Exercise aim: Would you return the complete listing below word for word?

[Figure record listings]
--- start ---
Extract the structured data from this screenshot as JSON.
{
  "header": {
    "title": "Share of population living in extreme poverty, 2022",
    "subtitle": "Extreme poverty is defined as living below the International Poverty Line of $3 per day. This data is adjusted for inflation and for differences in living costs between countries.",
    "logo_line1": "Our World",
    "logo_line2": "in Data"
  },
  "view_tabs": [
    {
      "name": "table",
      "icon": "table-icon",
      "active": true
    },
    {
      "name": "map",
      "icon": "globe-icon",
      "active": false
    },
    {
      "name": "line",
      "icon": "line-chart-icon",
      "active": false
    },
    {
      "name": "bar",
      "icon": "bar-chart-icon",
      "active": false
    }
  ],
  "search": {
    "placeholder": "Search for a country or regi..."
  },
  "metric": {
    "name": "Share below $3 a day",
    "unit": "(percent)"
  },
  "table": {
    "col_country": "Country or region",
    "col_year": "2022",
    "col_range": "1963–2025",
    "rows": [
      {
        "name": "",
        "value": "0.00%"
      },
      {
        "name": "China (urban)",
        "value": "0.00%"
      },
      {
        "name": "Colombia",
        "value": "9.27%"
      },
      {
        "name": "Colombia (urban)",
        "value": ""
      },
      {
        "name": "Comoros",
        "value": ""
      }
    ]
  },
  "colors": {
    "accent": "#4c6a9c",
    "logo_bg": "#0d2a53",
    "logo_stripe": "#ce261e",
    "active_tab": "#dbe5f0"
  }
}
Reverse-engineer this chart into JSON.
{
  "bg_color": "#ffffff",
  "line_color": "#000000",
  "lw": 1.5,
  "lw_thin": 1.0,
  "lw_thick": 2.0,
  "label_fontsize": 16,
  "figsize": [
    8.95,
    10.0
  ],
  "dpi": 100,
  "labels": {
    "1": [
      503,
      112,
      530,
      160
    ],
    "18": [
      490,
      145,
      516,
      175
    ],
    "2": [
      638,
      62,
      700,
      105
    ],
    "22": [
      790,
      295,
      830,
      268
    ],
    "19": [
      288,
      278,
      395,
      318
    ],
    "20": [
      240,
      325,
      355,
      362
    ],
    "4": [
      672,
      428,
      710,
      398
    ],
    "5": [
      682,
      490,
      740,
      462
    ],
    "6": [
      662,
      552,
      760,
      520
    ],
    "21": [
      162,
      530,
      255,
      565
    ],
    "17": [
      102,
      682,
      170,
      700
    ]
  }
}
--- end ---
Task answer:
Extract the structured data from this screenshot as JSON.
{
  "header": {
    "title": "Share of population living in extreme poverty, 2022",
    "subtitle": "Extreme poverty is defined as living below the International Poverty Line of $3 per day. This data is adjusted for inflation and for differences in living costs between countries.",
    "logo_line1": "Our World",
    "logo_line2": "in Data"
  },
  "view_tabs": [
    {
      "name": "table",
      "icon": "table-icon",
      "active": true
    },
    {
      "name": "map",
      "icon": "globe-icon",
      "active": false
    },
    {
      "name": "line",
      "icon": "line-chart-icon",
      "active": false
    },
    {
      "name": "bar",
      "icon": "bar-chart-icon",
      "active": false
    }
  ],
  "search": {
    "placeholder": "Search for a country or regi..."
  },
  "metric": {
    "name": "Share below $3 a day",
    "unit": "(percent)"
  },
  "table": {
    "col_country": "Country or region",
    "col_year": "2022",
    "col_range": "1963–2025",
    "rows": [
      {
        "name": "",
        "value": "0.00%"
      },
      {
        "name": "China (urban)",
        "value": "0.00%"
      },
      {
        "name": "Colombia",
        "value": "9.27%"
      },
      {
        "name": "Colombia (urban)",
        "value": ""
      },
      {
        "name": "Comoros",
        "value": ""
      }
    ]
  },
  "colors": {
    "accent": "#4c6a9c",
    "logo_bg": "#0d2a53",
    "logo_stripe": "#ce261e",
    "active_tab": "#dbe5f0"
  }
}
Reverse-engineer this chart into JSON.
{
  "bg_color": "#ffffff",
  "line_color": "#000000",
  "lw": 1.5,
  "lw_thin": 1.0,
  "lw_thick": 2.0,
  "label_fontsize": 16,
  "figsize": [
    8.95,
    10.0
  ],
  "dpi": 100,
  "labels": {
    "1": [
      503,
      112,
      530,
      160
    ],
    "18": [
      490,
      145,
      516,
      175
    ],
    "2": [
      638,
      62,
      700,
      105
    ],
    "22": [
      790,
      295,
      830,
      268
    ],
    "19": [
      288,
      278,
      395,
      318
    ],
    "20": [
      240,
      325,
      355,
      362
    ],
    "4": [
      672,
      428,
      710,
      398
    ],
    "5": [
      682,
      490,
      740,
      462
    ],
    "6": [
      662,
      552,
      760,
      520
    ],
    "21": [
      162,
      530,
      255,
      565
    ],
    "17": [
      102,
      682,
      170,
      700
    ]
  }
}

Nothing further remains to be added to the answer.